*GIVEN INSTRUCTION:* Where a line of the material contains the string "heresies", copy that line.

[Stored items]
◆ ◆ ◆ ◆ ◆

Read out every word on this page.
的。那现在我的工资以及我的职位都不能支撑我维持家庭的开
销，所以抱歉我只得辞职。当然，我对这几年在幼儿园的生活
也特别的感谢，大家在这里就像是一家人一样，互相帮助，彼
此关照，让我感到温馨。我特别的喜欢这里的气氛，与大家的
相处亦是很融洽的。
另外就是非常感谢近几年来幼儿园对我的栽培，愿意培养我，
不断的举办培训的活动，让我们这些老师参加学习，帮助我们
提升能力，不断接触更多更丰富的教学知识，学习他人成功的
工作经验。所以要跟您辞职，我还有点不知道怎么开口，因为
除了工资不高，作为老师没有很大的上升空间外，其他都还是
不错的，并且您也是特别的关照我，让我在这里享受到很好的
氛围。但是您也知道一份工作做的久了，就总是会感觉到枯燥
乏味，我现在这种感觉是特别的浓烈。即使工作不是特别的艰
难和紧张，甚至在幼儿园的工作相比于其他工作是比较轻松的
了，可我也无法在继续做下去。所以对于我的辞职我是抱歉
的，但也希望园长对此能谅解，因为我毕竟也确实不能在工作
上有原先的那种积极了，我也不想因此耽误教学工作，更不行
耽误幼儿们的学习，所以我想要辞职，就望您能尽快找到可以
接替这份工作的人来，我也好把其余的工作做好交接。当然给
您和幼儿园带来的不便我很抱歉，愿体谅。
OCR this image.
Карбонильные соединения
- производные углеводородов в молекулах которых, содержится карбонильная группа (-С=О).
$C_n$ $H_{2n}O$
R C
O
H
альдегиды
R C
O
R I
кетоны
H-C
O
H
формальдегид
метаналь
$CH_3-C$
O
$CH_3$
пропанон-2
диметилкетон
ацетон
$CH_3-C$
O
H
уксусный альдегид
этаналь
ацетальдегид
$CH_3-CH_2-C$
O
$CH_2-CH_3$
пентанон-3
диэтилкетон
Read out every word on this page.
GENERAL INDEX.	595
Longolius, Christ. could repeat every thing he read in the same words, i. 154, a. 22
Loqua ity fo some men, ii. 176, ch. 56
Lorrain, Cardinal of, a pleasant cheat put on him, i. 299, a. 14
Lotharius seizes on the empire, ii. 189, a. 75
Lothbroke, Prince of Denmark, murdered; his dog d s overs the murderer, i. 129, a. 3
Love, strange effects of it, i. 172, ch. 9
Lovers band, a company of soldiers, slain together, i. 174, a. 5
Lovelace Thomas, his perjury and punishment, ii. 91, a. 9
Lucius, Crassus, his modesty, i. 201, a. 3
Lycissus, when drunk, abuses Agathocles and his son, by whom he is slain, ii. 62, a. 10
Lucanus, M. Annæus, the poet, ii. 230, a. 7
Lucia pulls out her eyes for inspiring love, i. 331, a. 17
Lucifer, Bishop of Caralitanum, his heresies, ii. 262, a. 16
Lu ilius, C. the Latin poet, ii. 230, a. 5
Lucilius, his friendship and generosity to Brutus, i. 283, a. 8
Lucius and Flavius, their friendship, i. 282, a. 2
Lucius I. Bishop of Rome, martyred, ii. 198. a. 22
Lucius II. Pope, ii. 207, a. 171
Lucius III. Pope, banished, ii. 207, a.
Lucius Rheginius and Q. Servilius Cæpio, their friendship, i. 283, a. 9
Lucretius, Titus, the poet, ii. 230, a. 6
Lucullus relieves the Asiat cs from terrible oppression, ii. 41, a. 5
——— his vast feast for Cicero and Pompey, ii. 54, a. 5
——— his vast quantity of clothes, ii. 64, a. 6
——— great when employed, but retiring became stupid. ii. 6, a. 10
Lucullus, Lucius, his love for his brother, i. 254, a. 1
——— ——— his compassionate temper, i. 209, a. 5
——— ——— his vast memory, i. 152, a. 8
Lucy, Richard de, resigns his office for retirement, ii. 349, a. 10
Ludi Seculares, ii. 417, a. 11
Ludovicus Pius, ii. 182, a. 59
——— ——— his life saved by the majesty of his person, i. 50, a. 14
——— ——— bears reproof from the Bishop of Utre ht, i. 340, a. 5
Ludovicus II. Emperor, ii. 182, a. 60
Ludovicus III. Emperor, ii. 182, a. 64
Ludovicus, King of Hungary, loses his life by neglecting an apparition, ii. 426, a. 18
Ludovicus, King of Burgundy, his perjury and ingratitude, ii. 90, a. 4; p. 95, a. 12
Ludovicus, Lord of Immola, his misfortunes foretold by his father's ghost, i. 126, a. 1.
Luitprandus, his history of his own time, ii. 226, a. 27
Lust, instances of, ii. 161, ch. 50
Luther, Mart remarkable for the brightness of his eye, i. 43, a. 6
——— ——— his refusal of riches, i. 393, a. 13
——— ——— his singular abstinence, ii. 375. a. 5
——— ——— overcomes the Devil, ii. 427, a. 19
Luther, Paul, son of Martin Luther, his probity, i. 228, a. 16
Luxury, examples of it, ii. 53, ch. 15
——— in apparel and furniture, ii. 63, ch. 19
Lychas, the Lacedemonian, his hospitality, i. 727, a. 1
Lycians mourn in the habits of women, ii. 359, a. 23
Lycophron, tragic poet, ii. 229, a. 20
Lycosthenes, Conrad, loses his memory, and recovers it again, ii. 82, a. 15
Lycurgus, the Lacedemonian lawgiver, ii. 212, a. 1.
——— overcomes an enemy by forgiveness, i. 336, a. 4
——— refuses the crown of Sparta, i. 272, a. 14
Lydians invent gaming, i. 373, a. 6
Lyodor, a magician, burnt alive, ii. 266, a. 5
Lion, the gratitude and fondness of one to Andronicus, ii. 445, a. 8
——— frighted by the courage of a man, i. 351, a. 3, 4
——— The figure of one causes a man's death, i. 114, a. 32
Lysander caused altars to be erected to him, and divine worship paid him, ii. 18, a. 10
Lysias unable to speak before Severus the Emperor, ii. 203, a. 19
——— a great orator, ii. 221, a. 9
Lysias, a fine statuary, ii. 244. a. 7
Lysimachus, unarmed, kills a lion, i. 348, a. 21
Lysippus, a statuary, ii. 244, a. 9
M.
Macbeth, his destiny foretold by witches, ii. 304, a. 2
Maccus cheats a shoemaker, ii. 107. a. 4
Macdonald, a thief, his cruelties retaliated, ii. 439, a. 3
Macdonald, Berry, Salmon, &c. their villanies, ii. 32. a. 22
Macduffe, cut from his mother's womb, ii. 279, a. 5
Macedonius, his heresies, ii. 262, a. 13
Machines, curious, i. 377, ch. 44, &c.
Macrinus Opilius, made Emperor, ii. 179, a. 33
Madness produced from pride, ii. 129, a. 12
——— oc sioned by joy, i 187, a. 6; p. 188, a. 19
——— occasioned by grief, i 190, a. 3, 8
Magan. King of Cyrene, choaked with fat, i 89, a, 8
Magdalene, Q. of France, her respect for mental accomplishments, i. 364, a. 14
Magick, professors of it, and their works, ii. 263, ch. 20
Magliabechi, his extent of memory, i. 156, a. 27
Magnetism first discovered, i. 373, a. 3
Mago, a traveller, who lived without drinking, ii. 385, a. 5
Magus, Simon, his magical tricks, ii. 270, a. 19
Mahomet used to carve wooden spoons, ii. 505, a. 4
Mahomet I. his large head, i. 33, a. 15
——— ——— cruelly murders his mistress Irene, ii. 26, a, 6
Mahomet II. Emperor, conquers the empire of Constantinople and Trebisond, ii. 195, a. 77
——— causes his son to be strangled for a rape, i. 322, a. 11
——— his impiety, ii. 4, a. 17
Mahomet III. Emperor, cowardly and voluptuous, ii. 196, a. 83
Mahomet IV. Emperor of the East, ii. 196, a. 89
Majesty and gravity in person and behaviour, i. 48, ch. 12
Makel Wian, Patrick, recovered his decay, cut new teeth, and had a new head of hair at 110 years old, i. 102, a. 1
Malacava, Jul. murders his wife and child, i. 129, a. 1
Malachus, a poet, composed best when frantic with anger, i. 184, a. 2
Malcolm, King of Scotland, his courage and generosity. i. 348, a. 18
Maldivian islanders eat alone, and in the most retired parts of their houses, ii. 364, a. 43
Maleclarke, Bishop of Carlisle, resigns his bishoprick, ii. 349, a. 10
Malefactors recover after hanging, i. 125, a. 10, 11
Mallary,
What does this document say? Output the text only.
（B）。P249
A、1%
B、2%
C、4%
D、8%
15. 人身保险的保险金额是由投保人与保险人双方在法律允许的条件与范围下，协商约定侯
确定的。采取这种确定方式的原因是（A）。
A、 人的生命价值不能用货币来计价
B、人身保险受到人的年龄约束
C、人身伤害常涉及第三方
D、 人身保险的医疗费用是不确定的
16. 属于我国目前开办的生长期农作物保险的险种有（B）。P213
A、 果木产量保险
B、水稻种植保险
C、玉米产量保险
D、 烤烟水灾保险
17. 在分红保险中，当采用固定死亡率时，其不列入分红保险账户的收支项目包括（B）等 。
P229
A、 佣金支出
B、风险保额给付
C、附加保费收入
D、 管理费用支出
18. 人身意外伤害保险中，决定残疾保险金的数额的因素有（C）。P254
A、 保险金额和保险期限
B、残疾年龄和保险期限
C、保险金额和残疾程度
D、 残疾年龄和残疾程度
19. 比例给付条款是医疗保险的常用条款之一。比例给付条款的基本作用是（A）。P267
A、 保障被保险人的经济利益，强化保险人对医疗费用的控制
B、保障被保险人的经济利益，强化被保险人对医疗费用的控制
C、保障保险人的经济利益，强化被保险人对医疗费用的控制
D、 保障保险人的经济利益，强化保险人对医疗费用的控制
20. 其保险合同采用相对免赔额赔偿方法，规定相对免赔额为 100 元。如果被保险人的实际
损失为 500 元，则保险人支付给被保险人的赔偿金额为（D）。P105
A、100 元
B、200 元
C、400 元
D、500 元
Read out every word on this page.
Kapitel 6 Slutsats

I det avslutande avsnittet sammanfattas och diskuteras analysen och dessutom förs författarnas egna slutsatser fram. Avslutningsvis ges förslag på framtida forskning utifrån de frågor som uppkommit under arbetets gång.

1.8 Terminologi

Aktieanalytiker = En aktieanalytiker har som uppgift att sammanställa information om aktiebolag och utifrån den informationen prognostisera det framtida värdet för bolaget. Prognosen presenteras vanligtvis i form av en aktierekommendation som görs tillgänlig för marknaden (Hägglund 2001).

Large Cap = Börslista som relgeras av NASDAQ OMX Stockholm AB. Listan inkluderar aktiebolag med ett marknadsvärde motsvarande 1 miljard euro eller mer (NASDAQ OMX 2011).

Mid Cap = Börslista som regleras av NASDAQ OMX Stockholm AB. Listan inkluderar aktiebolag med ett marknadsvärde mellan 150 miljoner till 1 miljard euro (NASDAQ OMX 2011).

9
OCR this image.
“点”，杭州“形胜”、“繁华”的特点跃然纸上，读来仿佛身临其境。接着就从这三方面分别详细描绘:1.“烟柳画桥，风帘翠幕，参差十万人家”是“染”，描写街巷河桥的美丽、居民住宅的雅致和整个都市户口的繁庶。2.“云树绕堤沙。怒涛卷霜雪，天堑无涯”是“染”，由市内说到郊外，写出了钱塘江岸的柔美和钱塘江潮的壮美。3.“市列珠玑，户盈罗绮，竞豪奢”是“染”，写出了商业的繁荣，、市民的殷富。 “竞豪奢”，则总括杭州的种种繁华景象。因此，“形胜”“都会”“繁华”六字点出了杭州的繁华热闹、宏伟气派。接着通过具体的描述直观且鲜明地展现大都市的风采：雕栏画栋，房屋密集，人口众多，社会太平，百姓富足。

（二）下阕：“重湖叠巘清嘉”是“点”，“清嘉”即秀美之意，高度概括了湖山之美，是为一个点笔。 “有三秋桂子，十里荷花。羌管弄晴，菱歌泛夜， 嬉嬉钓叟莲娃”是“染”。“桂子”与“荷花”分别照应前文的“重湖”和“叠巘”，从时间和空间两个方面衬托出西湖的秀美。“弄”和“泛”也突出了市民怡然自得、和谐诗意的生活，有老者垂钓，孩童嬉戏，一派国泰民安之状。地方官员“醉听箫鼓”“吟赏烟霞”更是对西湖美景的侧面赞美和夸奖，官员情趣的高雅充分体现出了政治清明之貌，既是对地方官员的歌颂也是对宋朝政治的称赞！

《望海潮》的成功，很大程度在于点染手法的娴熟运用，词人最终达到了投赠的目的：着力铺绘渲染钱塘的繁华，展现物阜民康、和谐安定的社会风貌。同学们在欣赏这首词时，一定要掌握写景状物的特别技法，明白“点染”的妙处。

◆ ◆ ◆ ◆ ◆

*EXERCISE RESPONSE:*
Lucifer, Bishop of Caralitanum, his heresies, ii. 262, a. 16
Macedonius, his heresies, ii. 262, a. 13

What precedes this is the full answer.